[Excerpt from a dataset]
━━━━━━━━━━━━━━━━━━━━

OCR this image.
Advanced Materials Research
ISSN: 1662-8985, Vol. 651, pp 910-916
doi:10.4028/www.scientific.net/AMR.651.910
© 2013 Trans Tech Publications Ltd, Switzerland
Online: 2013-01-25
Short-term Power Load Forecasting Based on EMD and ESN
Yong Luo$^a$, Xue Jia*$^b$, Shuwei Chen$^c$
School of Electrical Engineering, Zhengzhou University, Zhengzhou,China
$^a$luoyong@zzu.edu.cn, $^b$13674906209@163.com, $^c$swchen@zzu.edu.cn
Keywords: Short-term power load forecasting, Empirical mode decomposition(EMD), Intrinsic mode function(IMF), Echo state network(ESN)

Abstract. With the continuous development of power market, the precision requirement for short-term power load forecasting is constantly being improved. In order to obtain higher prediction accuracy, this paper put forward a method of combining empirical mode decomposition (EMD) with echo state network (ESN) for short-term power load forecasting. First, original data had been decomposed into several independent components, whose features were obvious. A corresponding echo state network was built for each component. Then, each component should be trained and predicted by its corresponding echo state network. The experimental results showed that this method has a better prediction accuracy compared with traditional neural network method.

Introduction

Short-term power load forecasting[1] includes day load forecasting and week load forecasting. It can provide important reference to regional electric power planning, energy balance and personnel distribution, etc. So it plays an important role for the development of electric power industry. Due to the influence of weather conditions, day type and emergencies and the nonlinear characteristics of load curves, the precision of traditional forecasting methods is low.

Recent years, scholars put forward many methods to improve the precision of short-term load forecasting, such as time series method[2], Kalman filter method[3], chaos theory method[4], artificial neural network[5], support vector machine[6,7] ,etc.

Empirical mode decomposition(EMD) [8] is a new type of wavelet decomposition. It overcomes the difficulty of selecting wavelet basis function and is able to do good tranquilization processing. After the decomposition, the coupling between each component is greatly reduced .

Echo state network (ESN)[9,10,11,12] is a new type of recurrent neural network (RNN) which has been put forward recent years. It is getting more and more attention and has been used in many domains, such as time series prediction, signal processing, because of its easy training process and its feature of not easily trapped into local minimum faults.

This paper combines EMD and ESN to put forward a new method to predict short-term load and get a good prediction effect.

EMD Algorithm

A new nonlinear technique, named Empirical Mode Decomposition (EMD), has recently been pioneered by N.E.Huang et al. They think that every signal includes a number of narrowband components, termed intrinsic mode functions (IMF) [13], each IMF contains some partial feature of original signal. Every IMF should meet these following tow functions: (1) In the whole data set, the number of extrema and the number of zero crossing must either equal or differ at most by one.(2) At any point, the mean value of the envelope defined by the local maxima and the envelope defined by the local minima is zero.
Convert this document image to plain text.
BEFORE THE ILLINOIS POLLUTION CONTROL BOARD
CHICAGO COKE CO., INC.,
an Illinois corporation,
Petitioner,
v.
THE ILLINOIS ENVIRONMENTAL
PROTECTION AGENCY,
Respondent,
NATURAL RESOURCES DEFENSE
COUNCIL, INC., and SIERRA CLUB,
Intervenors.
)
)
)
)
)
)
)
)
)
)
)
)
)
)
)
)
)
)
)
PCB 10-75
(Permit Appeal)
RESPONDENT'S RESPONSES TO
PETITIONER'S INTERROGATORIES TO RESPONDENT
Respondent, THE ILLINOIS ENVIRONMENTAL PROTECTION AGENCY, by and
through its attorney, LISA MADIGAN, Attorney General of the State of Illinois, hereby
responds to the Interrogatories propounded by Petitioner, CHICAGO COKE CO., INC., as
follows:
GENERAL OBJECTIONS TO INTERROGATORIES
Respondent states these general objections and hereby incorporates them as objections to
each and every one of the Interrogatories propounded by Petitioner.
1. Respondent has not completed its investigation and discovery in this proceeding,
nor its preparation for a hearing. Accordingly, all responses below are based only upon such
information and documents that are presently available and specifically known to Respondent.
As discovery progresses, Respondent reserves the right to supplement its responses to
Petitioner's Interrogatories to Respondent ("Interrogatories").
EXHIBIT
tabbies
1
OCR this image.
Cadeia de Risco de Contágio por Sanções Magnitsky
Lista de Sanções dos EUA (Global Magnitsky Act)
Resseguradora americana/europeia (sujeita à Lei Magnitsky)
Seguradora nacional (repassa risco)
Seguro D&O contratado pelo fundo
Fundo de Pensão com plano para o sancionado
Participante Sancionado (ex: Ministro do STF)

━━━━━━━━━━━━━━━━━━━━

Instructions for the task: Return the listing above in its exact form.

Solution to the problem:
OCR this image.
Advanced Materials Research
ISSN: 1662-8985, Vol. 651, pp 910-916
doi:10.4028/www.scientific.net/AMR.651.910
© 2013 Trans Tech Publications Ltd, Switzerland
Online: 2013-01-25
Short-term Power Load Forecasting Based on EMD and ESN
Yong Luo$^a$, Xue Jia*$^b$, Shuwei Chen$^c$
School of Electrical Engineering, Zhengzhou University, Zhengzhou,China
$^a$luoyong@zzu.edu.cn, $^b$13674906209@163.com, $^c$swchen@zzu.edu.cn
Keywords: Short-term power load forecasting, Empirical mode decomposition(EMD), Intrinsic mode function(IMF), Echo state network(ESN)

Abstract. With the continuous development of power market, the precision requirement for short-term power load forecasting is constantly being improved. In order to obtain higher prediction accuracy, this paper put forward a method of combining empirical mode decomposition (EMD) with echo state network (ESN) for short-term power load forecasting. First, original data had been decomposed into several independent components, whose features were obvious. A corresponding echo state network was built for each component. Then, each component should be trained and predicted by its corresponding echo state network. The experimental results showed that this method has a better prediction accuracy compared with traditional neural network method.

Introduction

Short-term power load forecasting[1] includes day load forecasting and week load forecasting. It can provide important reference to regional electric power planning, energy balance and personnel distribution, etc. So it plays an important role for the development of electric power industry. Due to the influence of weather conditions, day type and emergencies and the nonlinear characteristics of load curves, the precision of traditional forecasting methods is low.

Recent years, scholars put forward many methods to improve the precision of short-term load forecasting, such as time series method[2], Kalman filter method[3], chaos theory method[4], artificial neural network[5], support vector machine[6,7] ,etc.

Empirical mode decomposition(EMD) [8] is a new type of wavelet decomposition. It overcomes the difficulty of selecting wavelet basis function and is able to do good tranquilization processing. After the decomposition, the coupling between each component is greatly reduced .

Echo state network (ESN)[9,10,11,12] is a new type of recurrent neural network (RNN) which has been put forward recent years. It is getting more and more attention and has been used in many domains, such as time series prediction, signal processing, because of its easy training process and its feature of not easily trapped into local minimum faults.

This paper combines EMD and ESN to put forward a new method to predict short-term load and get a good prediction effect.

EMD Algorithm

A new nonlinear technique, named Empirical Mode Decomposition (EMD), has recently been pioneered by N.E.Huang et al. They think that every signal includes a number of narrowband components, termed intrinsic mode functions (IMF) [13], each IMF contains some partial feature of original signal. Every IMF should meet these following tow functions: (1) In the whole data set, the number of extrema and the number of zero crossing must either equal or differ at most by one.(2) At any point, the mean value of the envelope defined by the local maxima and the envelope defined by the local minima is zero.
Convert this document image to plain text.
BEFORE THE ILLINOIS POLLUTION CONTROL BOARD
CHICAGO COKE CO., INC.,
an Illinois corporation,
Petitioner,
v.
THE ILLINOIS ENVIRONMENTAL
PROTECTION AGENCY,
Respondent,
NATURAL RESOURCES DEFENSE
COUNCIL, INC., and SIERRA CLUB,
Intervenors.
)
)
)
)
)
)
)
)
)
)
)
)
)
)
)
)
)
)
)
PCB 10-75
(Permit Appeal)
RESPONDENT'S RESPONSES TO
PETITIONER'S INTERROGATORIES TO RESPONDENT
Respondent, THE ILLINOIS ENVIRONMENTAL PROTECTION AGENCY, by and
through its attorney, LISA MADIGAN, Attorney General of the State of Illinois, hereby
responds to the Interrogatories propounded by Petitioner, CHICAGO COKE CO., INC., as
follows:
GENERAL OBJECTIONS TO INTERROGATORIES
Respondent states these general objections and hereby incorporates them as objections to
each and every one of the Interrogatories propounded by Petitioner.
1. Respondent has not completed its investigation and discovery in this proceeding,
nor its preparation for a hearing. Accordingly, all responses below are based only upon such
information and documents that are presently available and specifically known to Respondent.
As discovery progresses, Respondent reserves the right to supplement its responses to
Petitioner's Interrogatories to Respondent ("Interrogatories").
EXHIBIT
tabbies
1
OCR this image.
Cadeia de Risco de Contágio por Sanções Magnitsky
Lista de Sanções dos EUA (Global Magnitsky Act)
Resseguradora americana/europeia (sujeita à Lei Magnitsky)
Seguradora nacional (repassa risco)
Seguro D&O contratado pelo fundo
Fundo de Pensão com plano para o sancionado
Participante Sancionado (ex: Ministro do STF)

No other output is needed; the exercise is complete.